(Recorded data)
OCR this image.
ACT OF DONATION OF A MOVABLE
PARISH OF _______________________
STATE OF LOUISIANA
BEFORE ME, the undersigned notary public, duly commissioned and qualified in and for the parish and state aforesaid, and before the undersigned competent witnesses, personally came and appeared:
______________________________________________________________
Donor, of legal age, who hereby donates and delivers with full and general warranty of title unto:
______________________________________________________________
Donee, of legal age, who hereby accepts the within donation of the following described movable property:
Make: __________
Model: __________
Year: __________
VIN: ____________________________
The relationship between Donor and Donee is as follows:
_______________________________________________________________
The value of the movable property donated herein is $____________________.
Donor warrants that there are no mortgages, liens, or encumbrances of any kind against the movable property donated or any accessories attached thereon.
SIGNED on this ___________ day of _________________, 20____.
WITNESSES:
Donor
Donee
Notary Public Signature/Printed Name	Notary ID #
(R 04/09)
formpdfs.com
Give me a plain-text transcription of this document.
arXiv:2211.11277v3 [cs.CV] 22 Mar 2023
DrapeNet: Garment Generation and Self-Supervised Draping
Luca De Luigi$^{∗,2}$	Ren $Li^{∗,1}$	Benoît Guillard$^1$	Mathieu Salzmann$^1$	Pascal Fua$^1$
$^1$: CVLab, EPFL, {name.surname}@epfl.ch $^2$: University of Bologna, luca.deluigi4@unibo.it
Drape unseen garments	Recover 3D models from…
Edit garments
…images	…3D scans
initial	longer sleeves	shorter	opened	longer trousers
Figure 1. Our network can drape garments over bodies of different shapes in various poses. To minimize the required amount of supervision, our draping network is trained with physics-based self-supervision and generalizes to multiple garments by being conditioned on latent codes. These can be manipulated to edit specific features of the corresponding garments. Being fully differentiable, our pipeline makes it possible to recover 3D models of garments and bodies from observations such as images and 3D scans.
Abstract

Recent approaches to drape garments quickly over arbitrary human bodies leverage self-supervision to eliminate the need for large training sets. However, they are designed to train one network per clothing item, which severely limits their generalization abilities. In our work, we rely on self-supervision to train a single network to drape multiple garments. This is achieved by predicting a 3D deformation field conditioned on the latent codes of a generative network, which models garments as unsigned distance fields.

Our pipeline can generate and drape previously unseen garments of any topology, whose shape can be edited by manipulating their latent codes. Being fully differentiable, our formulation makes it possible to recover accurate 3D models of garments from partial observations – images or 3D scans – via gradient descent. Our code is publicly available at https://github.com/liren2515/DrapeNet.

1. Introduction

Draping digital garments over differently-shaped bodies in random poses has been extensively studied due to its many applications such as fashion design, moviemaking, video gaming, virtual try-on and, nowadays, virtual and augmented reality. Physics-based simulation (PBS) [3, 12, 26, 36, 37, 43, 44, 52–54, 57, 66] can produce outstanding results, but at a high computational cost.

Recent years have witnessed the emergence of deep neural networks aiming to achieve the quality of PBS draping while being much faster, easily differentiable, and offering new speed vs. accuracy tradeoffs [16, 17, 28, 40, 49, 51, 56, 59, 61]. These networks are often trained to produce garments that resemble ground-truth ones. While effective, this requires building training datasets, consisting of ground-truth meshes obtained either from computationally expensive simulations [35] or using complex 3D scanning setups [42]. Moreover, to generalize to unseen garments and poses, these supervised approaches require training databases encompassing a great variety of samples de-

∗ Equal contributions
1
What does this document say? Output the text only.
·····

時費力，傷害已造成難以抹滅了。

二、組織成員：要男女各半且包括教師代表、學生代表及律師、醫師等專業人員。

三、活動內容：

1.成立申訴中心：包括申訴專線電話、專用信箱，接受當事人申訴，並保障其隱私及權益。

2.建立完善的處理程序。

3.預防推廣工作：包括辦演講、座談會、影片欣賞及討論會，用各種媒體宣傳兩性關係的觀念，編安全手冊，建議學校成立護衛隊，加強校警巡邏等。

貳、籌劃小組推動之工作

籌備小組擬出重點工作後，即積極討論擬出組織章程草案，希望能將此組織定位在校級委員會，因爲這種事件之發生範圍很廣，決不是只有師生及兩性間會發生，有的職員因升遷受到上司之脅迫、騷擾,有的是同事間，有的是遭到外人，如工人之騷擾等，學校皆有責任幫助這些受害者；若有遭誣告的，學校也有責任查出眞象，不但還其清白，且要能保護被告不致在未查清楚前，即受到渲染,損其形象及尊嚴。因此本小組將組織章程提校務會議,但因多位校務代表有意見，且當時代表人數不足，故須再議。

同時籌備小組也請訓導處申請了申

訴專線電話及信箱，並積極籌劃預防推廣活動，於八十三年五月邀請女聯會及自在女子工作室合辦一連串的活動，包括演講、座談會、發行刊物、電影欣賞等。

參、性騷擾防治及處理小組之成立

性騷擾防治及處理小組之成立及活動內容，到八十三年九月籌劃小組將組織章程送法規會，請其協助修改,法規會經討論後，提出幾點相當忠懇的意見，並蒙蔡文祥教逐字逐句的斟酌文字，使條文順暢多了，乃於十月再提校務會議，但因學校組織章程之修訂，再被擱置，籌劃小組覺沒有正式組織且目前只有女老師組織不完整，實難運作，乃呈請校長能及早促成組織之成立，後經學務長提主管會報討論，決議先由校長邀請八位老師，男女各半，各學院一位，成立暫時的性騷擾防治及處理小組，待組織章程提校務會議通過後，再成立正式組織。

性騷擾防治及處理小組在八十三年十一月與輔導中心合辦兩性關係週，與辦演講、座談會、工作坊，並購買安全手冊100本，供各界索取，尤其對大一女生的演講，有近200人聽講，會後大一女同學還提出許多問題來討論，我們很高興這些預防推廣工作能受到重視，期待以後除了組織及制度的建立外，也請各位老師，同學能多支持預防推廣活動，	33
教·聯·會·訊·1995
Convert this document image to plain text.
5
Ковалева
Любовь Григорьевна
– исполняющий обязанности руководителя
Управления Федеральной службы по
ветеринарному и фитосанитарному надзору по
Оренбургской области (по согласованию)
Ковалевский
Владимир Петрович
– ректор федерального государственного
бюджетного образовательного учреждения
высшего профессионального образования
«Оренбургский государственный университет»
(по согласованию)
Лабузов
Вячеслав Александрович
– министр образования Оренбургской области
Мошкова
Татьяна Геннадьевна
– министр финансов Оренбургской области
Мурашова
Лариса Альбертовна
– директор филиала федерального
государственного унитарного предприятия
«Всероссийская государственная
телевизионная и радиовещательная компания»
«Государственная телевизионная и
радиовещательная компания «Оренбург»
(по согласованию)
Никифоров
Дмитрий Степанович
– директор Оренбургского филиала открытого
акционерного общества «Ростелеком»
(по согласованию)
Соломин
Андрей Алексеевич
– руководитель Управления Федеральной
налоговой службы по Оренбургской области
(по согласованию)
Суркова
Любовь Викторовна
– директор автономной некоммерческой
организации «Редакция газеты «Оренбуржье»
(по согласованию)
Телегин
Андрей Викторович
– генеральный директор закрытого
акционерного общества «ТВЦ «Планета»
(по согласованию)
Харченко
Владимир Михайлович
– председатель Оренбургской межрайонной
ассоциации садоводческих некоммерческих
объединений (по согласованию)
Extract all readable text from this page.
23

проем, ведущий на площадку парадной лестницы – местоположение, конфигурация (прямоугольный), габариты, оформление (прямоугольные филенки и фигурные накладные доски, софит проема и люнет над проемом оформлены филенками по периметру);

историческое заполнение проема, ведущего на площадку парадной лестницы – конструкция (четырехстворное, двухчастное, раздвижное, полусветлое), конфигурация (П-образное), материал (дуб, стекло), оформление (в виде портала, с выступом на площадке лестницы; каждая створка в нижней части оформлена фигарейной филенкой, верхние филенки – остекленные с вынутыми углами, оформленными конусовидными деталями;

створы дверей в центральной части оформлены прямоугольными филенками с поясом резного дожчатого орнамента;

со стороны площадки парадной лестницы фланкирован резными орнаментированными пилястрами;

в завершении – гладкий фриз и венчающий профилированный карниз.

• [Task directions] Print every line of the records exactly. Omit nothing.

• [Solution to this problem]
OCR this image.
ACT OF DONATION OF A MOVABLE
PARISH OF _______________________
STATE OF LOUISIANA
BEFORE ME, the undersigned notary public, duly commissioned and qualified in and for the parish and state aforesaid, and before the undersigned competent witnesses, personally came and appeared:
______________________________________________________________
Donor, of legal age, who hereby donates and delivers with full and general warranty of title unto:
______________________________________________________________
Donee, of legal age, who hereby accepts the within donation of the following described movable property:
Make: __________
Model: __________
Year: __________
VIN: ____________________________
The relationship between Donor and Donee is as follows:
_______________________________________________________________
The value of the movable property donated herein is $____________________.
Donor warrants that there are no mortgages, liens, or encumbrances of any kind against the movable property donated or any accessories attached thereon.
SIGNED on this ___________ day of _________________, 20____.
WITNESSES:
Donor
Donee
Notary Public Signature/Printed Name	Notary ID #
(R 04/09)
formpdfs.com
Give me a plain-text transcription of this document.
arXiv:2211.11277v3 [cs.CV] 22 Mar 2023
DrapeNet: Garment Generation and Self-Supervised Draping
Luca De Luigi$^{∗,2}$	Ren $Li^{∗,1}$	Benoît Guillard$^1$	Mathieu Salzmann$^1$	Pascal Fua$^1$
$^1$: CVLab, EPFL, {name.surname}@epfl.ch $^2$: University of Bologna, luca.deluigi4@unibo.it
Drape unseen garments	Recover 3D models from…
Edit garments
…images	…3D scans
initial	longer sleeves	shorter	opened	longer trousers
Figure 1. Our network can drape garments over bodies of different shapes in various poses. To minimize the required amount of supervision, our draping network is trained with physics-based self-supervision and generalizes to multiple garments by being conditioned on latent codes. These can be manipulated to edit specific features of the corresponding garments. Being fully differentiable, our pipeline makes it possible to recover 3D models of garments and bodies from observations such as images and 3D scans.
Abstract

Recent approaches to drape garments quickly over arbitrary human bodies leverage self-supervision to eliminate the need for large training sets. However, they are designed to train one network per clothing item, which severely limits their generalization abilities. In our work, we rely on self-supervision to train a single network to drape multiple garments. This is achieved by predicting a 3D deformation field conditioned on the latent codes of a generative network, which models garments as unsigned distance fields.

Our pipeline can generate and drape previously unseen garments of any topology, whose shape can be edited by manipulating their latent codes. Being fully differentiable, our formulation makes it possible to recover accurate 3D models of garments from partial observations – images or 3D scans – via gradient descent. Our code is publicly available at https://github.com/liren2515/DrapeNet.

1. Introduction

Draping digital garments over differently-shaped bodies in random poses has been extensively studied due to its many applications such as fashion design, moviemaking, video gaming, virtual try-on and, nowadays, virtual and augmented reality. Physics-based simulation (PBS) [3, 12, 26, 36, 37, 43, 44, 52–54, 57, 66] can produce outstanding results, but at a high computational cost.

Recent years have witnessed the emergence of deep neural networks aiming to achieve the quality of PBS draping while being much faster, easily differentiable, and offering new speed vs. accuracy tradeoffs [16, 17, 28, 40, 49, 51, 56, 59, 61]. These networks are often trained to produce garments that resemble ground-truth ones. While effective, this requires building training datasets, consisting of ground-truth meshes obtained either from computationally expensive simulations [35] or using complex 3D scanning setups [42]. Moreover, to generalize to unseen garments and poses, these supervised approaches require training databases encompassing a great variety of samples de-

∗ Equal contributions
1
What does this document say? Output the text only.
·····

時費力，傷害已造成難以抹滅了。

二、組織成員：要男女各半且包括教師代表、學生代表及律師、醫師等專業人員。

三、活動內容：

1.成立申訴中心：包括申訴專線電話、專用信箱，接受當事人申訴，並保障其隱私及權益。

2.建立完善的處理程序。

3.預防推廣工作：包括辦演講、座談會、影片欣賞及討論會，用各種媒體宣傳兩性關係的觀念，編安全手冊，建議學校成立護衛隊，加強校警巡邏等。

貳、籌劃小組推動之工作

籌備小組擬出重點工作後，即積極討論擬出組織章程草案，希望能將此組織定位在校級委員會，因爲這種事件之發生範圍很廣，決不是只有師生及兩性間會發生，有的職員因升遷受到上司之脅迫、騷擾,有的是同事間，有的是遭到外人，如工人之騷擾等，學校皆有責任幫助這些受害者；若有遭誣告的，學校也有責任查出眞象，不但還其清白，且要能保護被告不致在未查清楚前，即受到渲染,損其形象及尊嚴。因此本小組將組織章程提校務會議,但因多位校務代表有意見，且當時代表人數不足，故須再議。

同時籌備小組也請訓導處申請了申

訴專線電話及信箱，並積極籌劃預防推廣活動，於八十三年五月邀請女聯會及自在女子工作室合辦一連串的活動，包括演講、座談會、發行刊物、電影欣賞等。

參、性騷擾防治及處理小組之成立

性騷擾防治及處理小組之成立及活動內容，到八十三年九月籌劃小組將組織章程送法規會，請其協助修改,法規會經討論後，提出幾點相當忠懇的意見，並蒙蔡文祥教逐字逐句的斟酌文字，使條文順暢多了，乃於十月再提校務會議，但因學校組織章程之修訂，再被擱置，籌劃小組覺沒有正式組織且目前只有女老師組織不完整，實難運作，乃呈請校長能及早促成組織之成立，後經學務長提主管會報討論，決議先由校長邀請八位老師，男女各半，各學院一位，成立暫時的性騷擾防治及處理小組，待組織章程提校務會議通過後，再成立正式組織。

性騷擾防治及處理小組在八十三年十一月與輔導中心合辦兩性關係週，與辦演講、座談會、工作坊，並購買安全手冊100本，供各界索取，尤其對大一女生的演講，有近200人聽講，會後大一女同學還提出許多問題來討論，我們很高興這些預防推廣工作能受到重視，期待以後除了組織及制度的建立外，也請各位老師，同學能多支持預防推廣活動，	33
教·聯·會·訊·1995
Convert this document image to plain text.
5
Ковалева
Любовь Григорьевна
– исполняющий обязанности руководителя
Управления Федеральной службы по
ветеринарному и фитосанитарному надзору по
Оренбургской области (по согласованию)
Ковалевский
Владимир Петрович
– ректор федерального государственного
бюджетного образовательного учреждения
высшего профессионального образования
«Оренбургский государственный университет»
(по согласованию)
Лабузов
Вячеслав Александрович
– министр образования Оренбургской области
Мошкова
Татьяна Геннадьевна
– министр финансов Оренбургской области
Мурашова
Лариса Альбертовна
– директор филиала федерального
государственного унитарного предприятия
«Всероссийская государственная
телевизионная и радиовещательная компания»
«Государственная телевизионная и
радиовещательная компания «Оренбург»
(по согласованию)
Никифоров
Дмитрий Степанович
– директор Оренбургского филиала открытого
акционерного общества «Ростелеком»
(по согласованию)
Соломин
Андрей Алексеевич
– руководитель Управления Федеральной
налоговой службы по Оренбургской области
(по согласованию)
Суркова
Любовь Викторовна
– директор автономной некоммерческой
организации «Редакция газеты «Оренбуржье»
(по согласованию)
Телегин
Андрей Викторович
– генеральный директор закрытого
акционерного общества «ТВЦ «Планета»
(по согласованию)
Харченко
Владимир Михайлович
– председатель Оренбургской межрайонной
ассоциации садоводческих некоммерческих
объединений (по согласованию)
Extract all readable text from this page.
23

проем, ведущий на площадку парадной лестницы – местоположение, конфигурация (прямоугольный), габариты, оформление (прямоугольные филенки и фигурные накладные доски, софит проема и люнет над проемом оформлены филенками по периметру);

историческое заполнение проема, ведущего на площадку парадной лестницы – конструкция (четырехстворное, двухчастное, раздвижное, полусветлое), конфигурация (П-образное), материал (дуб, стекло), оформление (в виде портала, с выступом на площадке лестницы; каждая створка в нижней части оформлена фигарейной филенкой, верхние филенки – остекленные с вынутыми углами, оформленными конусовидными деталями;

створы дверей в центральной части оформлены прямоугольными филенками с поясом резного дожчатого орнамента;

со стороны площадки парадной лестницы фланкирован резными орнаментированными пилястрами;

в завершении – гладкий фриз и венчающий профилированный карниз.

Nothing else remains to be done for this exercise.